▸ **SUPPLIED DATA**:
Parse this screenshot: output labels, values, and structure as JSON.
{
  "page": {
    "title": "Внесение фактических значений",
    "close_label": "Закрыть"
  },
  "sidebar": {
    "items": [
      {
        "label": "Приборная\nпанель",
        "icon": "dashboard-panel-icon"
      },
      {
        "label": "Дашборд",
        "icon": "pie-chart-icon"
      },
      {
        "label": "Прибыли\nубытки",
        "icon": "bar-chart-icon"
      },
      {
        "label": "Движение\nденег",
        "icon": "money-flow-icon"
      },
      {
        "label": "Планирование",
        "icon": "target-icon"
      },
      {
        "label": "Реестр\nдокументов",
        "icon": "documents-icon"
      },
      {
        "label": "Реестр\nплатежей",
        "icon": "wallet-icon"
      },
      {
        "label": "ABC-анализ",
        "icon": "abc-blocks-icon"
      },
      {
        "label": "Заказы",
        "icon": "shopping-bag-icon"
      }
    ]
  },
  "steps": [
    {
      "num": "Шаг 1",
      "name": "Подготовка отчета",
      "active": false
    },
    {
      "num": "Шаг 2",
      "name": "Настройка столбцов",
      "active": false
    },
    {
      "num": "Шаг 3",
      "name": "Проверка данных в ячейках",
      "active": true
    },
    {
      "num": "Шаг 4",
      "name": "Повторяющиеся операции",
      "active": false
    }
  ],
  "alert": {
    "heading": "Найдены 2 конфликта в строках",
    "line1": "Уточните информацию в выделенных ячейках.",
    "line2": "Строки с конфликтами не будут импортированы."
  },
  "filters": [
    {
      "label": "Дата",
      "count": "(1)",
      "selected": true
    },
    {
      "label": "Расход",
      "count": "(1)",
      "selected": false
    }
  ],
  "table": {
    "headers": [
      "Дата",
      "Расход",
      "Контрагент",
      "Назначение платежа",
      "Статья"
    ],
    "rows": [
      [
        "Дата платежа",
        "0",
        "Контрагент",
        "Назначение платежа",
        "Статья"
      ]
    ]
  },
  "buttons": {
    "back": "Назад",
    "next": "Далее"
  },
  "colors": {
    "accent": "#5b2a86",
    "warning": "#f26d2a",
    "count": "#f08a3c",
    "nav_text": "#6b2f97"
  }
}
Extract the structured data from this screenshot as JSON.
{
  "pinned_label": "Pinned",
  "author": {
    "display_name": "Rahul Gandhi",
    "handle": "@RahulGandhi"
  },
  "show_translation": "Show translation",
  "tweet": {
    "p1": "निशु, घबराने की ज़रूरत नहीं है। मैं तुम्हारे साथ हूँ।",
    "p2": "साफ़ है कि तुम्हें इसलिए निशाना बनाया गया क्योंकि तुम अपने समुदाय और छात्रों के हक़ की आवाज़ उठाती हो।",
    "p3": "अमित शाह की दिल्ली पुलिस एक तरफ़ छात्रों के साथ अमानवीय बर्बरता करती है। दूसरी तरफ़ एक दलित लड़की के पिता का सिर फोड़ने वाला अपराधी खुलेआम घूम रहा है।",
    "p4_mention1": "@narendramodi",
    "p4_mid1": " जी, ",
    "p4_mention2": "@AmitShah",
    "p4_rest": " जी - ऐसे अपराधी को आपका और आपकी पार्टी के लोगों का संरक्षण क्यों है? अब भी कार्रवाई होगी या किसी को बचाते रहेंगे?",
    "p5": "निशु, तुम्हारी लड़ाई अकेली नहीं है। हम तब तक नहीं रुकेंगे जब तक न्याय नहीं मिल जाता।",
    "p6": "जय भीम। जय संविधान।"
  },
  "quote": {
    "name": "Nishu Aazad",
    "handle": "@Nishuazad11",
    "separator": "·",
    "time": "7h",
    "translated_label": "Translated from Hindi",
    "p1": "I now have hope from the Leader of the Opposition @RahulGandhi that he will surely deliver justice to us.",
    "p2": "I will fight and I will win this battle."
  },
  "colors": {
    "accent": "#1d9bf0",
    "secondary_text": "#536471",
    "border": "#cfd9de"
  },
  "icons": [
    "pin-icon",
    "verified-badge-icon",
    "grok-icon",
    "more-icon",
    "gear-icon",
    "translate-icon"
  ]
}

▸ **TASK REQUIREMENTS**: Transcribe the full listing above without leaving anything out.

▸ **ANSWER FOR THE TASK**:
Parse this screenshot: output labels, values, and structure as JSON.
{
  "page": {
    "title": "Внесение фактических значений",
    "close_label": "Закрыть"
  },
  "sidebar": {
    "items": [
      {
        "label": "Приборная\nпанель",
        "icon": "dashboard-panel-icon"
      },
      {
        "label": "Дашборд",
        "icon": "pie-chart-icon"
      },
      {
        "label": "Прибыли\nубытки",
        "icon": "bar-chart-icon"
      },
      {
        "label": "Движение\nденег",
        "icon": "money-flow-icon"
      },
      {
        "label": "Планирование",
        "icon": "target-icon"
      },
      {
        "label": "Реестр\nдокументов",
        "icon": "documents-icon"
      },
      {
        "label": "Реестр\nплатежей",
        "icon": "wallet-icon"
      },
      {
        "label": "ABC-анализ",
        "icon": "abc-blocks-icon"
      },
      {
        "label": "Заказы",
        "icon": "shopping-bag-icon"
      }
    ]
  },
  "steps": [
    {
      "num": "Шаг 1",
      "name": "Подготовка отчета",
      "active": false
    },
    {
      "num": "Шаг 2",
      "name": "Настройка столбцов",
      "active": false
    },
    {
      "num": "Шаг 3",
      "name": "Проверка данных в ячейках",
      "active": true
    },
    {
      "num": "Шаг 4",
      "name": "Повторяющиеся операции",
      "active": false
    }
  ],
  "alert": {
    "heading": "Найдены 2 конфликта в строках",
    "line1": "Уточните информацию в выделенных ячейках.",
    "line2": "Строки с конфликтами не будут импортированы."
  },
  "filters": [
    {
      "label": "Дата",
      "count": "(1)",
      "selected": true
    },
    {
      "label": "Расход",
      "count": "(1)",
      "selected": false
    }
  ],
  "table": {
    "headers": [
      "Дата",
      "Расход",
      "Контрагент",
      "Назначение платежа",
      "Статья"
    ],
    "rows": [
      [
        "Дата платежа",
        "0",
        "Контрагент",
        "Назначение платежа",
        "Статья"
      ]
    ]
  },
  "buttons": {
    "back": "Назад",
    "next": "Далее"
  },
  "colors": {
    "accent": "#5b2a86",
    "warning": "#f26d2a",
    "count": "#f08a3c",
    "nav_text": "#6b2f97"
  }
}
Extract the structured data from this screenshot as JSON.
{
  "pinned_label": "Pinned",
  "author": {
    "display_name": "Rahul Gandhi",
    "handle": "@RahulGandhi"
  },
  "show_translation": "Show translation",
  "tweet": {
    "p1": "निशु, घबराने की ज़रूरत नहीं है। मैं तुम्हारे साथ हूँ।",
    "p2": "साफ़ है कि तुम्हें इसलिए निशाना बनाया गया क्योंकि तुम अपने समुदाय और छात्रों के हक़ की आवाज़ उठाती हो।",
    "p3": "अमित शाह की दिल्ली पुलिस एक तरफ़ छात्रों के साथ अमानवीय बर्बरता करती है। दूसरी तरफ़ एक दलित लड़की के पिता का सिर फोड़ने वाला अपराधी खुलेआम घूम रहा है।",
    "p4_mention1": "@narendramodi",
    "p4_mid1": " जी, ",
    "p4_mention2": "@AmitShah",
    "p4_rest": " जी - ऐसे अपराधी को आपका और आपकी पार्टी के लोगों का संरक्षण क्यों है? अब भी कार्रवाई होगी या किसी को बचाते रहेंगे?",
    "p5": "निशु, तुम्हारी लड़ाई अकेली नहीं है। हम तब तक नहीं रुकेंगे जब तक न्याय नहीं मिल जाता।",
    "p6": "जय भीम। जय संविधान।"
  },
  "quote": {
    "name": "Nishu Aazad",
    "handle": "@Nishuazad11",
    "separator": "·",
    "time": "7h",
    "translated_label": "Translated from Hindi",
    "p1": "I now have hope from the Leader of the Opposition @RahulGandhi that he will surely deliver justice to us.",
    "p2": "I will fight and I will win this battle."
  },
  "colors": {
    "accent": "#1d9bf0",
    "secondary_text": "#536471",
    "border": "#cfd9de"
  },
  "icons": [
    "pin-icon",
    "verified-badge-icon",
    "grok-icon",
    "more-icon",
    "gear-icon",
    "translate-icon"
  ]
}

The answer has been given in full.